(Saved entries)
⟨

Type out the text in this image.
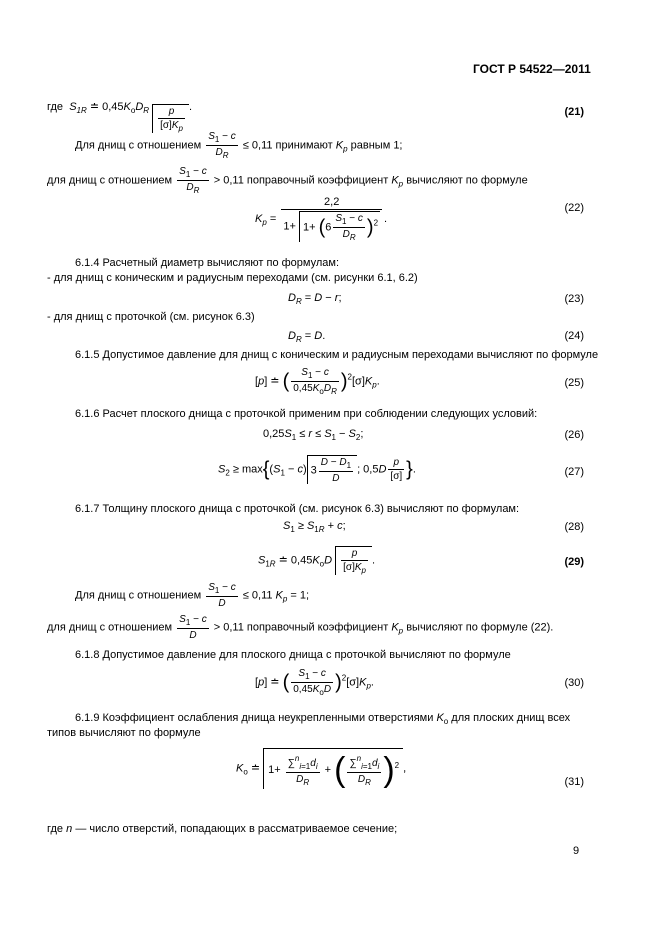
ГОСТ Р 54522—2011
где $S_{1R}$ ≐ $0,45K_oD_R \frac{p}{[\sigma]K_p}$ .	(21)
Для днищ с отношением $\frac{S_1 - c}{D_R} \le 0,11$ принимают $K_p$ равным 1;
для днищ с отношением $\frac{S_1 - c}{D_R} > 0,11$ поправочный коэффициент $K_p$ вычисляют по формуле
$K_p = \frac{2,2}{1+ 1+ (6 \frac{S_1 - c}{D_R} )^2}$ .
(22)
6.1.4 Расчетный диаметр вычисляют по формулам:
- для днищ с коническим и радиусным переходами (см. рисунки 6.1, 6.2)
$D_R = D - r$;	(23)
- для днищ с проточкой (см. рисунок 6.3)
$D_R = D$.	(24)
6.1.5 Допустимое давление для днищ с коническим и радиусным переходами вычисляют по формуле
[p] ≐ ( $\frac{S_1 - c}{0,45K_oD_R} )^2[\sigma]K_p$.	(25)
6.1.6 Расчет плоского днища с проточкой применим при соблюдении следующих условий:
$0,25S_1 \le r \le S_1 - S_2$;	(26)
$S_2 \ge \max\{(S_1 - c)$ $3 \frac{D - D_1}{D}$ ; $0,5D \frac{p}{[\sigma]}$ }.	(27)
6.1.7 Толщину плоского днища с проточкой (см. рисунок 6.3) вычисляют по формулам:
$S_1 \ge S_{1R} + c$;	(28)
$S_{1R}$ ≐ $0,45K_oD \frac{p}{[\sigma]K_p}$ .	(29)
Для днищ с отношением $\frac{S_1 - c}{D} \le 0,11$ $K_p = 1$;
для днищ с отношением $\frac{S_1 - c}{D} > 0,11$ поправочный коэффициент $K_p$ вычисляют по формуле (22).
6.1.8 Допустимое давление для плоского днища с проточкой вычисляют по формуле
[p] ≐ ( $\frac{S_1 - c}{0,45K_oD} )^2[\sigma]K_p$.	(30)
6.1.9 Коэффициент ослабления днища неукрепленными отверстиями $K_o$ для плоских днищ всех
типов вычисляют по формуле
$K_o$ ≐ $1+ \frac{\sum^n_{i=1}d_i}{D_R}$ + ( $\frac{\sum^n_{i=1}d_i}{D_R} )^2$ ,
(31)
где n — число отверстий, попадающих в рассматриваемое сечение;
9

⟩

# Task requirements
Reproduce the material in its entirety and word for word, without the pictures.

# Reply to the exercise
Type out the text in this image.
ГОСТ Р 54522—2011
где $S_{1R}$ ≐ $0,45K_oD_R \frac{p}{[\sigma]K_p}$ .	(21)
Для днищ с отношением $\frac{S_1 - c}{D_R} \le 0,11$ принимают $K_p$ равным 1;
для днищ с отношением $\frac{S_1 - c}{D_R} > 0,11$ поправочный коэффициент $K_p$ вычисляют по формуле
$K_p = \frac{2,2}{1+ 1+ (6 \frac{S_1 - c}{D_R} )^2}$ .
(22)
6.1.4 Расчетный диаметр вычисляют по формулам:
- для днищ с коническим и радиусным переходами (см. рисунки 6.1, 6.2)
$D_R = D - r$;	(23)
- для днищ с проточкой (см. рисунок 6.3)
$D_R = D$.	(24)
6.1.5 Допустимое давление для днищ с коническим и радиусным переходами вычисляют по формуле
[p] ≐ ( $\frac{S_1 - c}{0,45K_oD_R} )^2[\sigma]K_p$.	(25)
6.1.6 Расчет плоского днища с проточкой применим при соблюдении следующих условий:
$0,25S_1 \le r \le S_1 - S_2$;	(26)
$S_2 \ge \max\{(S_1 - c)$ $3 \frac{D - D_1}{D}$ ; $0,5D \frac{p}{[\sigma]}$ }.	(27)
6.1.7 Толщину плоского днища с проточкой (см. рисунок 6.3) вычисляют по формулам:
$S_1 \ge S_{1R} + c$;	(28)
$S_{1R}$ ≐ $0,45K_oD \frac{p}{[\sigma]K_p}$ .	(29)
Для днищ с отношением $\frac{S_1 - c}{D} \le 0,11$ $K_p = 1$;
для днищ с отношением $\frac{S_1 - c}{D} > 0,11$ поправочный коэффициент $K_p$ вычисляют по формуле (22).
6.1.8 Допустимое давление для плоского днища с проточкой вычисляют по формуле
[p] ≐ ( $\frac{S_1 - c}{0,45K_oD} )^2[\sigma]K_p$.	(30)
6.1.9 Коэффициент ослабления днища неукрепленными отверстиями $K_o$ для плоских днищ всех
типов вычисляют по формуле
$K_o$ ≐ $1+ \frac{\sum^n_{i=1}d_i}{D_R}$ + ( $\frac{\sum^n_{i=1}d_i}{D_R} )^2$ ,
(31)
где n — число отверстий, попадающих в рассматриваемое сечение;
9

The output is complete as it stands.